From the listing below, tally the lines that include "коляска". Return only the total.
# Start of Data extract
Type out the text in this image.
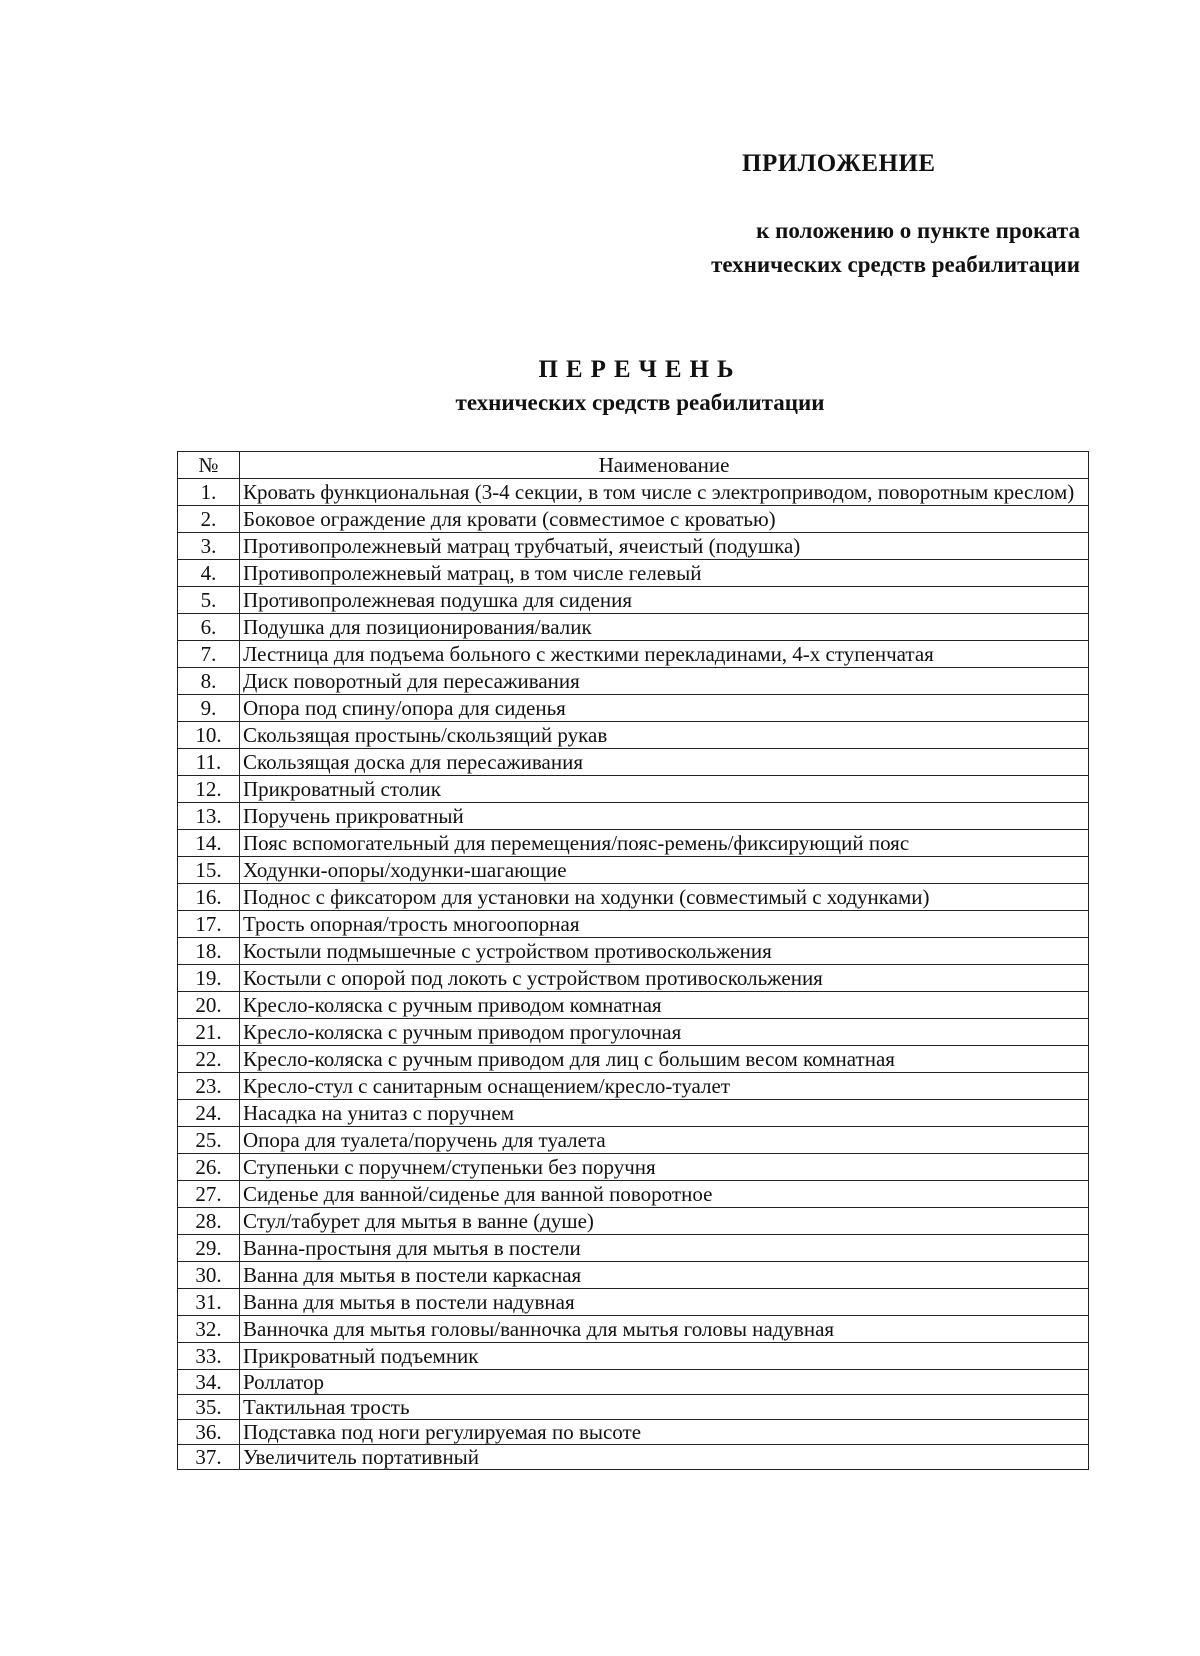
ПРИЛОЖЕНИЕ
к положению о пункте проката
технических средств реабилитации
ПЕРЕЧЕНЬ
технических средств реабилитации
№	Наименование
1.	Кровать функциональная (3-4 секции, в том числе с электроприводом, поворотным креслом)
2.	Боковое ограждение для кровати (совместимое с кроватью)
3.	Противопролежневый матрац трубчатый, ячеистый (подушка)
4.	Противопролежневый матрац, в том числе гелевый
5.	Противопролежневая подушка для сидения
6.	Подушка для позиционирования/валик
7.	Лестница для подъема больного с жесткими перекладинами, 4-х ступенчатая
8.	Диск поворотный для пересаживания
9.	Опора под спину/опора для сиденья
10.	Скользящая простынь/скользящий рукав
11.	Скользящая доска для пересаживания
12.	Прикроватный столик
13.	Поручень прикроватный
14.	Пояс вспомогательный для перемещения/пояс-ремень/фиксирующий пояс
15.	Ходунки-опоры/ходунки-шагающие
16.	Поднос с фиксатором для установки на ходунки (совместимый с ходунками)
17.	Трость опорная/трость многоопорная
18.	Костыли подмышечные с устройством противоскольжения
19.	Костыли с опорой под локоть с устройством противоскольжения
20.	Кресло-коляска с ручным приводом комнатная
21.	Кресло-коляска с ручным приводом прогулочная
22.	Кресло-коляска с ручным приводом для лиц с большим весом комнатная
23.	Кресло-стул с санитарным оснащением/кресло-туалет
24.	Насадка на унитаз с поручнем
25.	Опора для туалета/поручень для туалета
26.	Ступеньки с поручнем/ступеньки без поручня
27.	Сиденье для ванной/сиденье для ванной поворотное
28.	Стул/табурет для мытья в ванне (душе)
29.	Ванна-простыня для мытья в постели
30.	Ванна для мытья в постели каркасная
31.	Ванна для мытья в постели надувная
32.	Ванночка для мытья головы/ванночка для мытья головы надувная
33.	Прикроватный подъемник
34.	Роллатор
35.	Тактильная трость
36.	Подставка под ноги регулируемая по высоте
37.	Увеличитель портативный
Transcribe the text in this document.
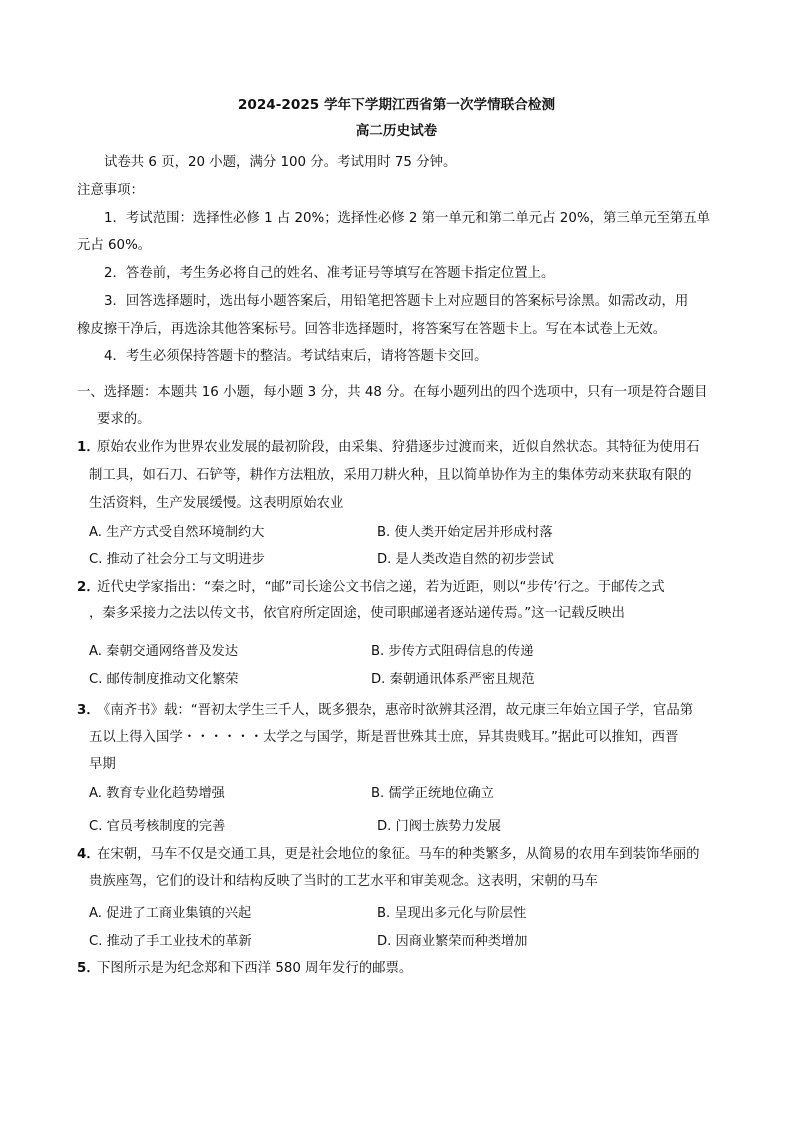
2024-2025 学年下学期江西省第一次学情联合检测
高二历史试卷
试卷共 6 页，20 小题，满分 100 分。考试用时 75 分钟。
注意事项：
1．考试范围：选择性必修 1 占 20%；选择性必修 2 第一单元和第二单元占 20%，第三单元至第五单
元占 60%。
2．答卷前，考生务必将自己的姓名、准考证号等填写在答题卡指定位置上。
3．回答选择题时，选出每小题答案后，用铅笔把答题卡上对应题目的答案标号涂黑。如需改动，用
橡皮擦干净后，再选涂其他答案标号。回答非选择题时，将答案写在答题卡上。写在本试卷上无效。
4．考生必须保持答题卡的整洁。考试结束后，请将答题卡交回。
一、选择题：本题共 16 小题，每小题 3 分，共 48 分。在每小题列出的四个选项中，只有一项是符合题目
要求的。
1．
原始农业作为世界农业发展的最初阶段，由采集、狩猎逐步过渡而来，近似自然状态。其特征为使用石
制工具，如石刀、石铲等，耕作方法粗放，采用刀耕火种，且以简单协作为主的集体劳动来获取有限的
生活资料，生产发展缓慢。这表明原始农业
A. 生产方式受自然环境制约大	B. 使人类开始定居并形成村落
C. 推动了社会分工与文明进步	D. 是人类改造自然的初步尝试
2．
近代史学家指出：“秦之时，“邮”司长途公文书信之递，若为近距，则以“步传’行之。于邮传之式
，秦多采接力之法以传文书，依官府所定固途，使司职邮递者逐站递传焉。”这一记载反映出
A. 秦朝交通网络普及发达	B. 步传方式阻碍信息的传递
C. 邮传制度推动文化繁荣	D. 秦朝通讯体系严密且规范
3．
《南齐书》载：“晋初太学生三千人，既多猥杂，惠帝时欲辨其泾渭，故元康三年始立国子学，官品第
五以上得入国学・・・・・・太学之与国学，斯是晋世殊其士庶，异其贵贱耳。”据此可以推知，西晋
早期
A. 教育专业化趋势增强	B. 儒学正统地位确立
C. 官员考核制度的完善	D. 门阀士族势力发展
4．
在宋朝，马车不仅是交通工具，更是社会地位的象征。马车的种类繁多，从简易的农用车到装饰华丽的
贵族座驾，它们的设计和结构反映了当时的工艺水平和审美观念。这表明，宋朝的马车
A. 促进了工商业集镇的兴起	B. 呈现出多元化与阶层性
C. 推动了手工业技术的革新	D. 因商业繁荣而种类增加
5．
下图所示是为纪念郑和下西洋 580 周年发行的邮票。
# End of Data extract
Task result: 3